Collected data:
::::::

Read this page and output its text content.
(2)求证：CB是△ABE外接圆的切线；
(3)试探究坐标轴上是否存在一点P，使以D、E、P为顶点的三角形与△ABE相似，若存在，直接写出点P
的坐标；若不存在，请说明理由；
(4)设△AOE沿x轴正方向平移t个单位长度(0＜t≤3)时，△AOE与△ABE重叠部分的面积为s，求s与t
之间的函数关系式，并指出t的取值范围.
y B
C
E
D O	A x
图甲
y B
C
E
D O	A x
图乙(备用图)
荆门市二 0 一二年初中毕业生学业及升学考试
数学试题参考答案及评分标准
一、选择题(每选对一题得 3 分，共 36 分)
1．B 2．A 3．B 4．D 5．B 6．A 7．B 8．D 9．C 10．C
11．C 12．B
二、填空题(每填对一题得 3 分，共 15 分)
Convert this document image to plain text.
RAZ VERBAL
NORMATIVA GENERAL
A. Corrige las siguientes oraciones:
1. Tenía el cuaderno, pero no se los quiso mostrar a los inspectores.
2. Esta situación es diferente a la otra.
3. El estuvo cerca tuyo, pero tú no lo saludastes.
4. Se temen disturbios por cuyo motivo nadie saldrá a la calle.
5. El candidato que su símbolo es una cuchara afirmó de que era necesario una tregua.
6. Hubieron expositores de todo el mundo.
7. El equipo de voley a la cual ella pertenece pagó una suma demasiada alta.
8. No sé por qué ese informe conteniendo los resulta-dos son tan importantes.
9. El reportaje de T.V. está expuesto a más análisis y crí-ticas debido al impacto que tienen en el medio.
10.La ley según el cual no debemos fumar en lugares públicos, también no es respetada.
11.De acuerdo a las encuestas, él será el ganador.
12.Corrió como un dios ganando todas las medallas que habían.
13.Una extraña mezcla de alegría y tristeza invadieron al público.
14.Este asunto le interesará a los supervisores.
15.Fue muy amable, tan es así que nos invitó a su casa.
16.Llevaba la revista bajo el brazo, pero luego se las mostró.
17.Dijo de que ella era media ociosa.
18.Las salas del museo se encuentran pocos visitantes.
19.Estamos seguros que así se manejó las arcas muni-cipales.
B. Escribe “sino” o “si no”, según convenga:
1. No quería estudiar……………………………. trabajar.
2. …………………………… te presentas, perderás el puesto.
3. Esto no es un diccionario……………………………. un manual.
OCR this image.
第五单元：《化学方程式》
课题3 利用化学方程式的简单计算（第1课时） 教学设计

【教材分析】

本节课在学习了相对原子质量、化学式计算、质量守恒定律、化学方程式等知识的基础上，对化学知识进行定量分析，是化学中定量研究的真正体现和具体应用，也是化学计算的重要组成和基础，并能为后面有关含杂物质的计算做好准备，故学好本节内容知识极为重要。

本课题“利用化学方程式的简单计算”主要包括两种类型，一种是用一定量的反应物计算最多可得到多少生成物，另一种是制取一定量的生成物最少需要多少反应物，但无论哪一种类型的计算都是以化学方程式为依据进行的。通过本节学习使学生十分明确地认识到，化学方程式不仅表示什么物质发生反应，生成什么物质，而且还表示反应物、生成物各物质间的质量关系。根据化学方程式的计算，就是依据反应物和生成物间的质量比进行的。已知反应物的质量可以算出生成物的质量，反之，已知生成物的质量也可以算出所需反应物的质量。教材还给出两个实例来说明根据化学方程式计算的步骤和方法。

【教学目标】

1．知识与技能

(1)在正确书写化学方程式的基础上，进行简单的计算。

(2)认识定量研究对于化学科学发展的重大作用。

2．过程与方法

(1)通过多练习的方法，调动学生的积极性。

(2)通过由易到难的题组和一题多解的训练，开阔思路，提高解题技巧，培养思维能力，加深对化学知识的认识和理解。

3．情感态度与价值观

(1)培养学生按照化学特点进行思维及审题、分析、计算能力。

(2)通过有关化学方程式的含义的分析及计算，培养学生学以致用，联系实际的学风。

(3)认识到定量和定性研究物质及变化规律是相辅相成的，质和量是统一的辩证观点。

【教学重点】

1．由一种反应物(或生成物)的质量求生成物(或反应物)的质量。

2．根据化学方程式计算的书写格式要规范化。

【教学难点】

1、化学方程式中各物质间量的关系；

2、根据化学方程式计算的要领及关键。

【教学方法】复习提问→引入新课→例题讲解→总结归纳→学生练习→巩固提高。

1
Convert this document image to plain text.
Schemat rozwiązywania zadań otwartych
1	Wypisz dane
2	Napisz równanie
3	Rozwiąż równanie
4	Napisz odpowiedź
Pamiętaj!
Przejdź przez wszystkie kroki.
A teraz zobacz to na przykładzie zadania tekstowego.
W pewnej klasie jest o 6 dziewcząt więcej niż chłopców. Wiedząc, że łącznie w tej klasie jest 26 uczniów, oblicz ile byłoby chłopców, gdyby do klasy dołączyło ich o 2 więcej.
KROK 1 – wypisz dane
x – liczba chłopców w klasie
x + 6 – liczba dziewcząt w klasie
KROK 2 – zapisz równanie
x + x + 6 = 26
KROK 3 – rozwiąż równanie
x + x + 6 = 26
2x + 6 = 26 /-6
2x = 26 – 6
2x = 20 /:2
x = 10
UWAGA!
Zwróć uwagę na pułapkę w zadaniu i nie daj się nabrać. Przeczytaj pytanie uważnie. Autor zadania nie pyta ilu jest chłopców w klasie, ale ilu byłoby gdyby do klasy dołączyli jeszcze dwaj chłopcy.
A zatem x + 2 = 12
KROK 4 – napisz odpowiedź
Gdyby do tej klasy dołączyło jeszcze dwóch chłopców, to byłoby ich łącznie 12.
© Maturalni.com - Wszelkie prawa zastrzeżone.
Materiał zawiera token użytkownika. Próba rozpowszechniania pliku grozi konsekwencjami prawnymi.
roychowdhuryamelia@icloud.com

::::::

--- DIRECTIONS FOR THIS TASK ---
Word for word, write out all of the data above.

--- COMPLETED EXERCISE ---
Read this page and output its text content.
(2)求证：CB是△ABE外接圆的切线；
(3)试探究坐标轴上是否存在一点P，使以D、E、P为顶点的三角形与△ABE相似，若存在，直接写出点P
的坐标；若不存在，请说明理由；
(4)设△AOE沿x轴正方向平移t个单位长度(0＜t≤3)时，△AOE与△ABE重叠部分的面积为s，求s与t
之间的函数关系式，并指出t的取值范围.
y B
C
E
D O	A x
图甲
y B
C
E
D O	A x
图乙(备用图)
荆门市二 0 一二年初中毕业生学业及升学考试
数学试题参考答案及评分标准
一、选择题(每选对一题得 3 分，共 36 分)
1．B 2．A 3．B 4．D 5．B 6．A 7．B 8．D 9．C 10．C
11．C 12．B
二、填空题(每填对一题得 3 分，共 15 分)
Convert this document image to plain text.
RAZ VERBAL
NORMATIVA GENERAL
A. Corrige las siguientes oraciones:
1. Tenía el cuaderno, pero no se los quiso mostrar a los inspectores.
2. Esta situación es diferente a la otra.
3. El estuvo cerca tuyo, pero tú no lo saludastes.
4. Se temen disturbios por cuyo motivo nadie saldrá a la calle.
5. El candidato que su símbolo es una cuchara afirmó de que era necesario una tregua.
6. Hubieron expositores de todo el mundo.
7. El equipo de voley a la cual ella pertenece pagó una suma demasiada alta.
8. No sé por qué ese informe conteniendo los resulta-dos son tan importantes.
9. El reportaje de T.V. está expuesto a más análisis y crí-ticas debido al impacto que tienen en el medio.
10.La ley según el cual no debemos fumar en lugares públicos, también no es respetada.
11.De acuerdo a las encuestas, él será el ganador.
12.Corrió como un dios ganando todas las medallas que habían.
13.Una extraña mezcla de alegría y tristeza invadieron al público.
14.Este asunto le interesará a los supervisores.
15.Fue muy amable, tan es así que nos invitó a su casa.
16.Llevaba la revista bajo el brazo, pero luego se las mostró.
17.Dijo de que ella era media ociosa.
18.Las salas del museo se encuentran pocos visitantes.
19.Estamos seguros que así se manejó las arcas muni-cipales.
B. Escribe “sino” o “si no”, según convenga:
1. No quería estudiar……………………………. trabajar.
2. …………………………… te presentas, perderás el puesto.
3. Esto no es un diccionario……………………………. un manual.
OCR this image.
第五单元：《化学方程式》
课题3 利用化学方程式的简单计算（第1课时） 教学设计

【教材分析】

本节课在学习了相对原子质量、化学式计算、质量守恒定律、化学方程式等知识的基础上，对化学知识进行定量分析，是化学中定量研究的真正体现和具体应用，也是化学计算的重要组成和基础，并能为后面有关含杂物质的计算做好准备，故学好本节内容知识极为重要。

本课题“利用化学方程式的简单计算”主要包括两种类型，一种是用一定量的反应物计算最多可得到多少生成物，另一种是制取一定量的生成物最少需要多少反应物，但无论哪一种类型的计算都是以化学方程式为依据进行的。通过本节学习使学生十分明确地认识到，化学方程式不仅表示什么物质发生反应，生成什么物质，而且还表示反应物、生成物各物质间的质量关系。根据化学方程式的计算，就是依据反应物和生成物间的质量比进行的。已知反应物的质量可以算出生成物的质量，反之，已知生成物的质量也可以算出所需反应物的质量。教材还给出两个实例来说明根据化学方程式计算的步骤和方法。

【教学目标】

1．知识与技能

(1)在正确书写化学方程式的基础上，进行简单的计算。

(2)认识定量研究对于化学科学发展的重大作用。

2．过程与方法

(1)通过多练习的方法，调动学生的积极性。

(2)通过由易到难的题组和一题多解的训练，开阔思路，提高解题技巧，培养思维能力，加深对化学知识的认识和理解。

3．情感态度与价值观

(1)培养学生按照化学特点进行思维及审题、分析、计算能力。

(2)通过有关化学方程式的含义的分析及计算，培养学生学以致用，联系实际的学风。

(3)认识到定量和定性研究物质及变化规律是相辅相成的，质和量是统一的辩证观点。

【教学重点】

1．由一种反应物(或生成物)的质量求生成物(或反应物)的质量。

2．根据化学方程式计算的书写格式要规范化。

【教学难点】

1、化学方程式中各物质间量的关系；

2、根据化学方程式计算的要领及关键。

【教学方法】复习提问→引入新课→例题讲解→总结归纳→学生练习→巩固提高。

1
Convert this document image to plain text.
Schemat rozwiązywania zadań otwartych
1	Wypisz dane
2	Napisz równanie
3	Rozwiąż równanie
4	Napisz odpowiedź
Pamiętaj!
Przejdź przez wszystkie kroki.
A teraz zobacz to na przykładzie zadania tekstowego.
W pewnej klasie jest o 6 dziewcząt więcej niż chłopców. Wiedząc, że łącznie w tej klasie jest 26 uczniów, oblicz ile byłoby chłopców, gdyby do klasy dołączyło ich o 2 więcej.
KROK 1 – wypisz dane
x – liczba chłopców w klasie
x + 6 – liczba dziewcząt w klasie
KROK 2 – zapisz równanie
x + x + 6 = 26
KROK 3 – rozwiąż równanie
x + x + 6 = 26
2x + 6 = 26 /-6
2x = 26 – 6
2x = 20 /:2
x = 10
UWAGA!
Zwróć uwagę na pułapkę w zadaniu i nie daj się nabrać. Przeczytaj pytanie uważnie. Autor zadania nie pyta ilu jest chłopców w klasie, ale ilu byłoby gdyby do klasy dołączyli jeszcze dwaj chłopcy.
A zatem x + 2 = 12
KROK 4 – napisz odpowiedź
Gdyby do tej klasy dołączyło jeszcze dwóch chłopców, to byłoby ich łącznie 12.
© Maturalni.com - Wszelkie prawa zastrzeżone.
Materiał zawiera token użytkownika. Próba rozpowszechniania pliku grozi konsekwencjami prawnymi.
roychowdhuryamelia@icloud.com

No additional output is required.